TASK GOAL
Copy every one of the rows below without changing a single character.

LISTING
▼
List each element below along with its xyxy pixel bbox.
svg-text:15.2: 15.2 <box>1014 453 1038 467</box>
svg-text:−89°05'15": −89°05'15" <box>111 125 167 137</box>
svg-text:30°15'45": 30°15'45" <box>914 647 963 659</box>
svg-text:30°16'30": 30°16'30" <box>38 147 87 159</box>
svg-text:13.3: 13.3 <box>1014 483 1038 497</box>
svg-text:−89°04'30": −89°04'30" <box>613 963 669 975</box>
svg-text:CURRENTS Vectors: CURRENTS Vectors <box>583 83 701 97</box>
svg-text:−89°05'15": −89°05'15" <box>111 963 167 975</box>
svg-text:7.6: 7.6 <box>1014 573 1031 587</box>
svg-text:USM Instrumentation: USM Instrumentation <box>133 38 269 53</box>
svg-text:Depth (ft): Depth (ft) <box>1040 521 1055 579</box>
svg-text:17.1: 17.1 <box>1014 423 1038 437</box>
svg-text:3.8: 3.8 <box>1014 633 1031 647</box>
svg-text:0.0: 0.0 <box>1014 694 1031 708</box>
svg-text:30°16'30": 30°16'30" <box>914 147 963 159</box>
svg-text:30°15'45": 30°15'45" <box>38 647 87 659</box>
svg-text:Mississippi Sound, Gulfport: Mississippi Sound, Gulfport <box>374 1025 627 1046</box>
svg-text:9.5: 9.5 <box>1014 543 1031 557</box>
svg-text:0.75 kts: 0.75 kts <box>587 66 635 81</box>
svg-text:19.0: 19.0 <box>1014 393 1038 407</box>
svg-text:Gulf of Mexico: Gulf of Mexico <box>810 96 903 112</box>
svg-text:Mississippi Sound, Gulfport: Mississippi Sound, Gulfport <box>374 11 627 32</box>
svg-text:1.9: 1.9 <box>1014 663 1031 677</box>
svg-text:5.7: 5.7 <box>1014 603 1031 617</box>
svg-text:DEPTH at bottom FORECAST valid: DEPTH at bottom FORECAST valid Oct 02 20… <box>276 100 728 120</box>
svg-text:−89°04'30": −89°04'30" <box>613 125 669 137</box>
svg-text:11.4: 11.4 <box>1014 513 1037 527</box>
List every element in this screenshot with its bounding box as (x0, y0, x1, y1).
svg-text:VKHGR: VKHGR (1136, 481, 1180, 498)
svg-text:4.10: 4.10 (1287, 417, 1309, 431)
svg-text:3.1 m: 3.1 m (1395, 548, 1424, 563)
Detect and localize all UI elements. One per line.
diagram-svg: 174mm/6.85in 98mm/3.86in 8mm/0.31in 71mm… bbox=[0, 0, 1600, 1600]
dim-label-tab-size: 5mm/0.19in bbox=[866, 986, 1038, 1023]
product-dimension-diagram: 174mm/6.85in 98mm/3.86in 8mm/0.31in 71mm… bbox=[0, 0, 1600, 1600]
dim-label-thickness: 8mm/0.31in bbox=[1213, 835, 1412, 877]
▲
CORRECT RESULT
List each element below along with its xyxy pixel bbox.
svg-text:15.2: 15.2 <box>1014 453 1038 467</box>
svg-text:−89°05'15": −89°05'15" <box>111 125 167 137</box>
svg-text:30°15'45": 30°15'45" <box>914 647 963 659</box>
svg-text:30°16'30": 30°16'30" <box>38 147 87 159</box>
svg-text:13.3: 13.3 <box>1014 483 1038 497</box>
svg-text:−89°04'30": −89°04'30" <box>613 963 669 975</box>
svg-text:CURRENTS Vectors: CURRENTS Vectors <box>583 83 701 97</box>
svg-text:−89°05'15": −89°05'15" <box>111 963 167 975</box>
svg-text:7.6: 7.6 <box>1014 573 1031 587</box>
svg-text:USM Instrumentation: USM Instrumentation <box>133 38 269 53</box>
svg-text:Depth (ft): Depth (ft) <box>1040 521 1055 579</box>
svg-text:17.1: 17.1 <box>1014 423 1038 437</box>
svg-text:3.8: 3.8 <box>1014 633 1031 647</box>
svg-text:0.0: 0.0 <box>1014 694 1031 708</box>
svg-text:30°16'30": 30°16'30" <box>914 147 963 159</box>
svg-text:30°15'45": 30°15'45" <box>38 647 87 659</box>
svg-text:Mississippi Sound, Gulfport: Mississippi Sound, Gulfport <box>374 1025 627 1046</box>
svg-text:9.5: 9.5 <box>1014 543 1031 557</box>
svg-text:0.75 kts: 0.75 kts <box>587 66 635 81</box>
svg-text:19.0: 19.0 <box>1014 393 1038 407</box>
svg-text:Gulf of Mexico: Gulf of Mexico <box>810 96 903 112</box>
svg-text:Mississippi Sound, Gulfport: Mississippi Sound, Gulfport <box>374 11 627 32</box>
svg-text:1.9: 1.9 <box>1014 663 1031 677</box>
svg-text:5.7: 5.7 <box>1014 603 1031 617</box>
svg-text:DEPTH at bottom FORECAST valid: DEPTH at bottom FORECAST valid Oct 02 20… <box>276 100 728 120</box>
svg-text:−89°04'30": −89°04'30" <box>613 125 669 137</box>
svg-text:11.4: 11.4 <box>1014 513 1037 527</box>
List every element in this screenshot with its bounding box as (x0, y0, x1, y1).
svg-text:VKHGR: VKHGR (1136, 481, 1180, 498)
svg-text:4.10: 4.10 (1287, 417, 1309, 431)
svg-text:3.1 m: 3.1 m (1395, 548, 1424, 563)
Detect and localize all UI elements. One per line.
diagram-svg: 174mm/6.85in 98mm/3.86in 8mm/0.31in 71mm… bbox=[0, 0, 1600, 1600]
dim-label-tab-size: 5mm/0.19in bbox=[866, 986, 1038, 1023]
product-dimension-diagram: 174mm/6.85in 98mm/3.86in 8mm/0.31in 71mm… bbox=[0, 0, 1600, 1600]
dim-label-thickness: 8mm/0.31in bbox=[1213, 835, 1412, 877]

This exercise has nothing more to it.